##### Texte à lire #####

Venons-en à deux arguments plus précieux encore qui achèvent de discréditer l’idée d’un recueil. Tous les poèmes dont Verlaine ne dénombre pas les vers sont réunis dans la troisième colonne. Va-t-on croire qu’il suit alors un programme ? Verlaine tiendrait à recopier scrupuleusement les poèmes dans l’ordre prévu par le recueil et il ne détiendrait aucune transcription personnelle d’un des six poèmes prévus pour le clore. Cela ne paraît pas frappé au coin du bon sens, d’autant que deux poèmes ont été remaniés : L’Homme juste et Les Mains de Jeanne-Marie. Il est parfaitement clair, en réalité, que Verlaine recopie les poèmes à mesure qu’ils lui parviennent entre les mains. Les tenants d’un Recueil Verlaine le concèdent eux-mêmes. Verlaine ne dénombre pas les vers des six poèmes supplémentaires, parce qu’il n’a pas de manuscrits correspondants sous la main et que par conséquent il ne les a pas encore recopiés. Comment peut-on intégrer à la thèse du recueil un pareil contre-argument ? Par sa troisième colonne, la liste prouve qu’il n’y a eu qu’un portefeuille de poèmes, mais, contre la lettre du document, s’est imposée l’idée d’un recueil organisé ! Un dénombrement de vers vaudra recueil : tout contradicteur sera de mauvaise foi. Edifice bien fragile. Malheureusement, les études rimbaldiennes pourraient pâtir encore longtemps du fort investissement qui a pu être fait dans cette thèse.

#####

Consigne
Recopiez intégralement et sans aucune modification le texte sur le prétendu recueil de Verlaine. Les entrées qui suivent ne servent à rien ici.

##### Matériel #####

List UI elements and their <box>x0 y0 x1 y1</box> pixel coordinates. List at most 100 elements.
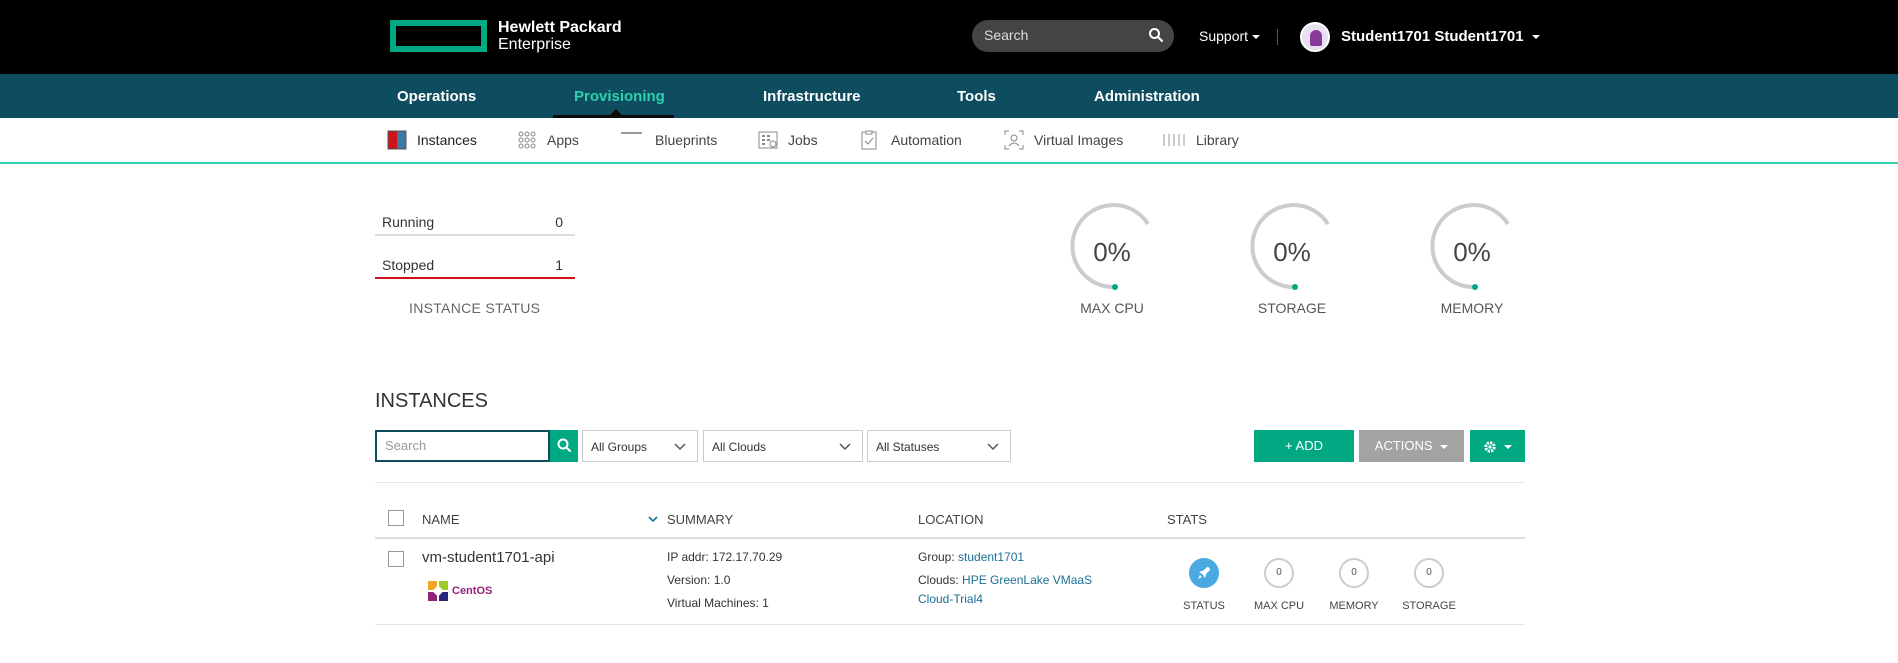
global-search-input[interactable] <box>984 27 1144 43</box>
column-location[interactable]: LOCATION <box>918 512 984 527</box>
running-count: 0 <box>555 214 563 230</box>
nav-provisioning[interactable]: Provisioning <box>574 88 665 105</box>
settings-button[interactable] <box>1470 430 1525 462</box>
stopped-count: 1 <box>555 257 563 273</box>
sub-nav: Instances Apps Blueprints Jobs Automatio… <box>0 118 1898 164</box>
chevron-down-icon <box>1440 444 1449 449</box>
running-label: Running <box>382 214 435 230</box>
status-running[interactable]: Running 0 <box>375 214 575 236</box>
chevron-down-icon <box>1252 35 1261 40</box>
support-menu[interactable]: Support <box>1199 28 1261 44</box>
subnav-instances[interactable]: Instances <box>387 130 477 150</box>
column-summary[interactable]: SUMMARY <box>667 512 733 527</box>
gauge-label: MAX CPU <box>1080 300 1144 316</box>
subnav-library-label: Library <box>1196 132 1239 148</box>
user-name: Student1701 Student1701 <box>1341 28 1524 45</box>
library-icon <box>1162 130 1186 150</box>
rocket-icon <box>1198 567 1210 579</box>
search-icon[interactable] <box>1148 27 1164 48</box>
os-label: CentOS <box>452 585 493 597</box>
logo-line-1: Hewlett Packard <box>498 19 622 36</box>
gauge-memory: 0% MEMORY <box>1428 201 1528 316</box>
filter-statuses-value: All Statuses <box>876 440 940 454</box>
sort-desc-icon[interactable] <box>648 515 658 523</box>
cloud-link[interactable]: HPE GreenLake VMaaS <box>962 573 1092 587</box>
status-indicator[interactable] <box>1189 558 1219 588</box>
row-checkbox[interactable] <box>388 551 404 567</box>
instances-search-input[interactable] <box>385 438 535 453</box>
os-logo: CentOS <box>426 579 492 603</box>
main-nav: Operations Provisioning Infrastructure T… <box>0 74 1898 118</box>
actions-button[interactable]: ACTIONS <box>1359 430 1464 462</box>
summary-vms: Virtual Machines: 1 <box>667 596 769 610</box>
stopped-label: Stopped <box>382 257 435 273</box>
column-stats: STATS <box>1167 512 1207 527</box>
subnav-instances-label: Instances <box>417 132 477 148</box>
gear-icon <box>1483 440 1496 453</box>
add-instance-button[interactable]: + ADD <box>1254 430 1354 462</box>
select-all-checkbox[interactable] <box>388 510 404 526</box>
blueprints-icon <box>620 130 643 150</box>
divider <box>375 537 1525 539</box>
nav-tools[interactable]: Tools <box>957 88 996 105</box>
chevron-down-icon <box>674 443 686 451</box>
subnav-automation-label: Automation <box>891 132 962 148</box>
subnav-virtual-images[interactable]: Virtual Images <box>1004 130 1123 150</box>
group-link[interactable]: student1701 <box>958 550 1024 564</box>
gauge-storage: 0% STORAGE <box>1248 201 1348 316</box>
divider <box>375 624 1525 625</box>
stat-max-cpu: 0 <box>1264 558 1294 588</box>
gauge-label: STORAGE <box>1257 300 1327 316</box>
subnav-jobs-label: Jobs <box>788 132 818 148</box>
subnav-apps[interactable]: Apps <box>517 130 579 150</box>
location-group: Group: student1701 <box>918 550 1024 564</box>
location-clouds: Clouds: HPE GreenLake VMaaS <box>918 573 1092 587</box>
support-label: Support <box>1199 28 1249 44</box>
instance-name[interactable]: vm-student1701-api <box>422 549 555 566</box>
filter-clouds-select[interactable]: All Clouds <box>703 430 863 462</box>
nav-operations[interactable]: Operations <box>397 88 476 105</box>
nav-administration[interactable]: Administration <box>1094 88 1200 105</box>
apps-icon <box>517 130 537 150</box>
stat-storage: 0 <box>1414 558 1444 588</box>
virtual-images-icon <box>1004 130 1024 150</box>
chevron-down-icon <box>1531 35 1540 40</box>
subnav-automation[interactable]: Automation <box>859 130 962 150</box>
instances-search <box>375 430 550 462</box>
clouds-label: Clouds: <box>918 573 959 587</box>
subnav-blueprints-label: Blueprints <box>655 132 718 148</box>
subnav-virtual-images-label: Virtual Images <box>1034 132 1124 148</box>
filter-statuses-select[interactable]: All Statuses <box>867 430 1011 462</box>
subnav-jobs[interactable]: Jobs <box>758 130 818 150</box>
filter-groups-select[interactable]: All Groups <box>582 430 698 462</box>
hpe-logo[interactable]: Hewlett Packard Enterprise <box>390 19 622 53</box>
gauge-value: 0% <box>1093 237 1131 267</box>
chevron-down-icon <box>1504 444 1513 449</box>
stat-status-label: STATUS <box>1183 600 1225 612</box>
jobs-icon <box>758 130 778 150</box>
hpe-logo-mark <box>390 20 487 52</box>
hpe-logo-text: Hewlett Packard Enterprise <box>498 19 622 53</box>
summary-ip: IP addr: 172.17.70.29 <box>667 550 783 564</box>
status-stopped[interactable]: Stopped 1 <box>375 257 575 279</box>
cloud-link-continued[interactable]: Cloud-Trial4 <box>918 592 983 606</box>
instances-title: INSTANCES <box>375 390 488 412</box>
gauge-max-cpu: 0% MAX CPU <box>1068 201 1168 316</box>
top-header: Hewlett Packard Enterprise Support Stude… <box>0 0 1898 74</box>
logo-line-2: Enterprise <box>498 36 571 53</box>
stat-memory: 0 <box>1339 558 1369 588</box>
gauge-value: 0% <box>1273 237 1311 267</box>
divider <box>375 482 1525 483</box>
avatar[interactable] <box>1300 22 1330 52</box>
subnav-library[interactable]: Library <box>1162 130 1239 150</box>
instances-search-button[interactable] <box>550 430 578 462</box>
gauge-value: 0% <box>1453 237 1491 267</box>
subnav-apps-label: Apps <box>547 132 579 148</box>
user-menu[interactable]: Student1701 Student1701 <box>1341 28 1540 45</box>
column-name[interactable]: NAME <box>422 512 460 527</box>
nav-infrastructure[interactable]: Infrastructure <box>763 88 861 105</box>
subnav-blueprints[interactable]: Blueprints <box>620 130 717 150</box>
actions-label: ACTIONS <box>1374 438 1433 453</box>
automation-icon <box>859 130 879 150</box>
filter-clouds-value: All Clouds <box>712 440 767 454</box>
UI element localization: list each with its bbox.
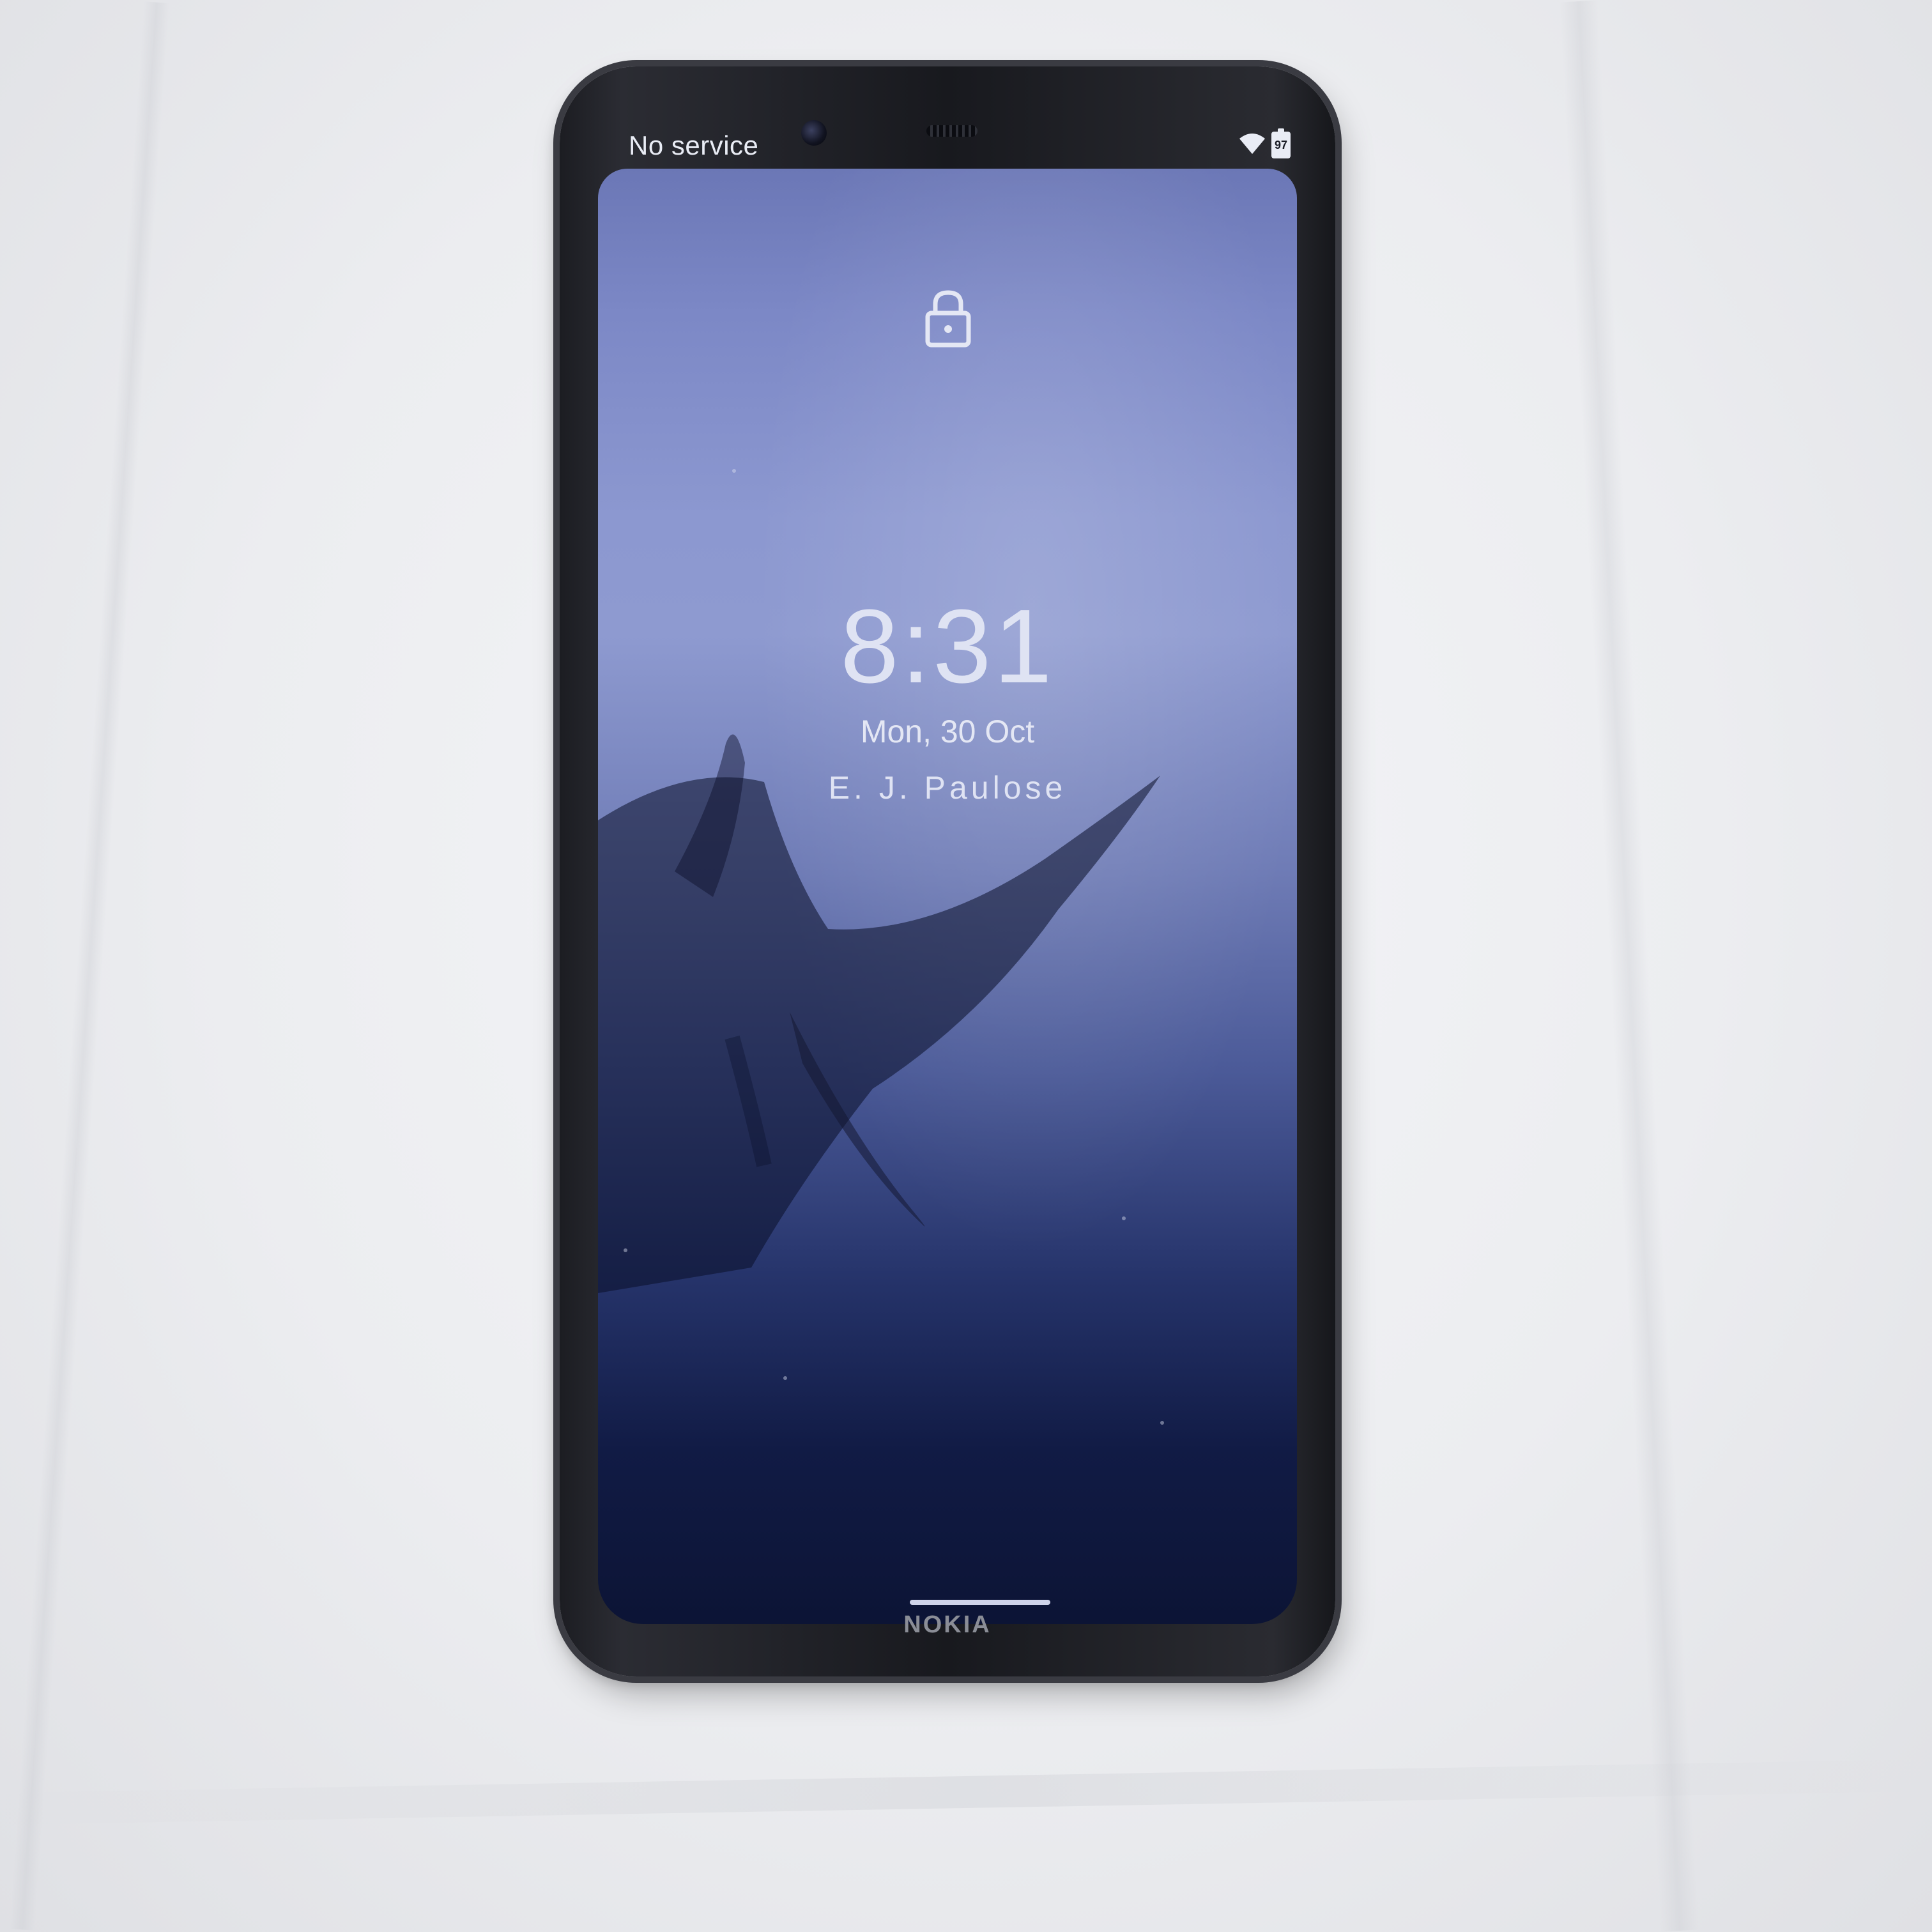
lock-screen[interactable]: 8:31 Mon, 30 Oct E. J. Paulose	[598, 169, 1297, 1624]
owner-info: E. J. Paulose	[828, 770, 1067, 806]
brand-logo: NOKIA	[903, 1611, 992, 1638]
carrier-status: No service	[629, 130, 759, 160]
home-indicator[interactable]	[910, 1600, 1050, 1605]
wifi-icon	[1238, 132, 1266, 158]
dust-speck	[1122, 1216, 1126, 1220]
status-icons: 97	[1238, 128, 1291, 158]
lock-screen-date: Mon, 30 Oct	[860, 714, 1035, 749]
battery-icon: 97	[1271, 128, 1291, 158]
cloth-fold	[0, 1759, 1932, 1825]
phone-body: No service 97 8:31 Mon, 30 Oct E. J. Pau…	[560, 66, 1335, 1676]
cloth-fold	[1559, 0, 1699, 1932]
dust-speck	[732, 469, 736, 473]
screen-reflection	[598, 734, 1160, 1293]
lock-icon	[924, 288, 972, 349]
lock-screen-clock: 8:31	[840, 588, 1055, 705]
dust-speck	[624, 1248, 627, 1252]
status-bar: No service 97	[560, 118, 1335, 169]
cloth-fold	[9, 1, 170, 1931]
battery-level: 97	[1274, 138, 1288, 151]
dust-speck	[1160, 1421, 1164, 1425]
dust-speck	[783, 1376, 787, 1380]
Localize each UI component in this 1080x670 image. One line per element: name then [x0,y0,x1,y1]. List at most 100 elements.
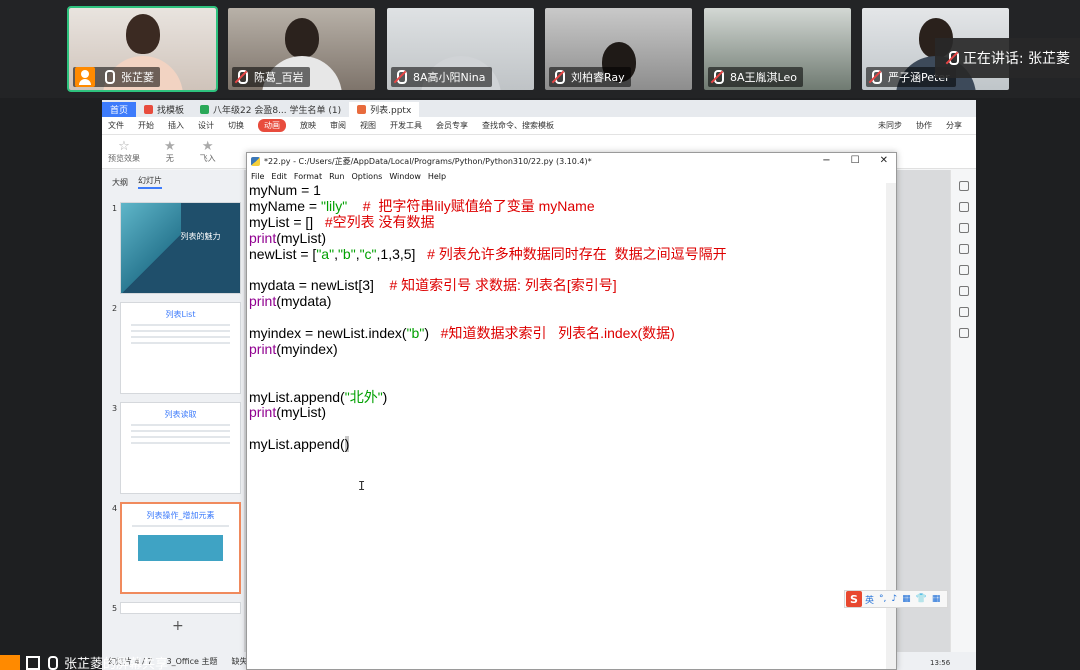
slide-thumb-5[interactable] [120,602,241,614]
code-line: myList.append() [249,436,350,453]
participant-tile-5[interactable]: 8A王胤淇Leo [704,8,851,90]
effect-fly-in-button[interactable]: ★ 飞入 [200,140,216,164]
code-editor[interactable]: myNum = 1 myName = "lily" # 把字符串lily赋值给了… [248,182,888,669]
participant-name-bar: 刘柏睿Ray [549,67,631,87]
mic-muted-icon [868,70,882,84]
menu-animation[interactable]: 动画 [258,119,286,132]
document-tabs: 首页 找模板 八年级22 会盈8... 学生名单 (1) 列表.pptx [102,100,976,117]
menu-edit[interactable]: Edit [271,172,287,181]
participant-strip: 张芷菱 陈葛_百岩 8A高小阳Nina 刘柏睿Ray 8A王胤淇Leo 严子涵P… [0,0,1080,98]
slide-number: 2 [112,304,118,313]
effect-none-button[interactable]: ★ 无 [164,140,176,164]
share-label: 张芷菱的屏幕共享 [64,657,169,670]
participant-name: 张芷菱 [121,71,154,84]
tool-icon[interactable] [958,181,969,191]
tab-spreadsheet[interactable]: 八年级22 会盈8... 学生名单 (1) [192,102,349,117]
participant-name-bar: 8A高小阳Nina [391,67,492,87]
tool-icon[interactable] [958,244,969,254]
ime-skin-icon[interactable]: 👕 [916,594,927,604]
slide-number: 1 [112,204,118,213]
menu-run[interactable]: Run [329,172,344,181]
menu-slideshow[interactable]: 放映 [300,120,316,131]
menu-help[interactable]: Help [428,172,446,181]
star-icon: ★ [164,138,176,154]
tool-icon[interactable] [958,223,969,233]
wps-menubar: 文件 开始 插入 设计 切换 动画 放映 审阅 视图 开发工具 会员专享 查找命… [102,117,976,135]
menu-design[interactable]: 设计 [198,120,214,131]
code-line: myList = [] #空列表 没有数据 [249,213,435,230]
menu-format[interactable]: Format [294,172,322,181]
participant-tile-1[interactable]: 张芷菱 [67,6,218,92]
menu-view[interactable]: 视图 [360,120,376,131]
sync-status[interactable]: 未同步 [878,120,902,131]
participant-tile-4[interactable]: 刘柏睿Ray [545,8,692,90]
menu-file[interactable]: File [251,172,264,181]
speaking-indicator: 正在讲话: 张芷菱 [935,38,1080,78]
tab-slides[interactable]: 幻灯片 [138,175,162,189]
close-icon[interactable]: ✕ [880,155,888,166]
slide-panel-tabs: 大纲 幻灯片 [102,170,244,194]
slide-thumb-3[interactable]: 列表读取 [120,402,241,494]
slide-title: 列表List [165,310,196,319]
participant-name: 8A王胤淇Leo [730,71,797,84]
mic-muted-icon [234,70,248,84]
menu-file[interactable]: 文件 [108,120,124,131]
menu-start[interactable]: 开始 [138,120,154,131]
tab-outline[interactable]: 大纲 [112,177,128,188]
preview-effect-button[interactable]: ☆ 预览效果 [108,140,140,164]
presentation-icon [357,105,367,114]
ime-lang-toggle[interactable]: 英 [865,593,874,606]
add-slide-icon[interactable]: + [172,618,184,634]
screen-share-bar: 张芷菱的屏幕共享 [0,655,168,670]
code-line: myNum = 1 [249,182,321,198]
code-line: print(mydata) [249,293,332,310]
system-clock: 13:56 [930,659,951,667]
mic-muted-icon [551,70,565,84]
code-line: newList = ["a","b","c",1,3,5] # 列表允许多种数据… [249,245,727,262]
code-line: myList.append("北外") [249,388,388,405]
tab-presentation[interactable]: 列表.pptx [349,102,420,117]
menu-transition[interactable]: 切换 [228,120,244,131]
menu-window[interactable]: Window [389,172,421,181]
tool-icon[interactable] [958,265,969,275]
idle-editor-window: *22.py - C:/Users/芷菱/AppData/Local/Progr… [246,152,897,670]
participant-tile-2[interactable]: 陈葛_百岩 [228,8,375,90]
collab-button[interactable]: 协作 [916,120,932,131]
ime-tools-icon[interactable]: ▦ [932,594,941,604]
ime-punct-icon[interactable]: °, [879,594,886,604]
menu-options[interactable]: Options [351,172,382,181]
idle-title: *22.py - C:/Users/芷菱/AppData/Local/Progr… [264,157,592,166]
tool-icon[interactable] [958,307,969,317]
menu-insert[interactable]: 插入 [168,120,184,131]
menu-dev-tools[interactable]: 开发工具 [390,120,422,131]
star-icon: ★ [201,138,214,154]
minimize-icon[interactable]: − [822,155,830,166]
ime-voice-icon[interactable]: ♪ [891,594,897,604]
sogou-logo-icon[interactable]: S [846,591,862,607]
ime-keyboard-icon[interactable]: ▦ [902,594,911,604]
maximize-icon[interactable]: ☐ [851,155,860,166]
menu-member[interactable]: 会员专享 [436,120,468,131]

#####

Réponse attendue
Venons-en à deux arguments plus précieux encore qui achèvent de discréditer l’idée d’un recueil. Tous les poèmes dont Verlaine ne dénombre pas les vers sont réunis dans la troisième colonne. Va-t-on croire qu’il suit alors un programme ? Verlaine tiendrait à recopier scrupuleusement les poèmes dans l’ordre prévu par le recueil et il ne détiendrait aucune transcription personnelle d’un des six poèmes prévus pour le clore. Cela ne paraît pas frappé au coin du bon sens, d’autant que deux poèmes ont été remaniés : L’Homme juste et Les Mains de Jeanne-Marie. Il est parfaitement clair, en réalité, que Verlaine recopie les poèmes à mesure qu’ils lui parviennent entre les mains. Les tenants d’un Recueil Verlaine le concèdent eux-mêmes. Verlaine ne dénombre pas les vers des six poèmes supplémentaires, parce qu’il n’a pas de manuscrits correspondants sous la main et que par conséquent il ne les a pas encore recopiés. Comment peut-on intégrer à la thèse du recueil un pareil contre-argument ? Par sa troisième colonne, la liste prouve qu’il n’y a eu qu’un portefeuille de poèmes, mais, contre la lettre du document, s’est imposée l’idée d’un recueil organisé ! Un dénombrement de vers vaudra recueil : tout contradicteur sera de mauvaise foi. Edifice bien fragile. Malheureusement, les études rimbaldiennes pourraient pâtir encore longtemps du fort investissement qui a pu être fait dans cette thèse.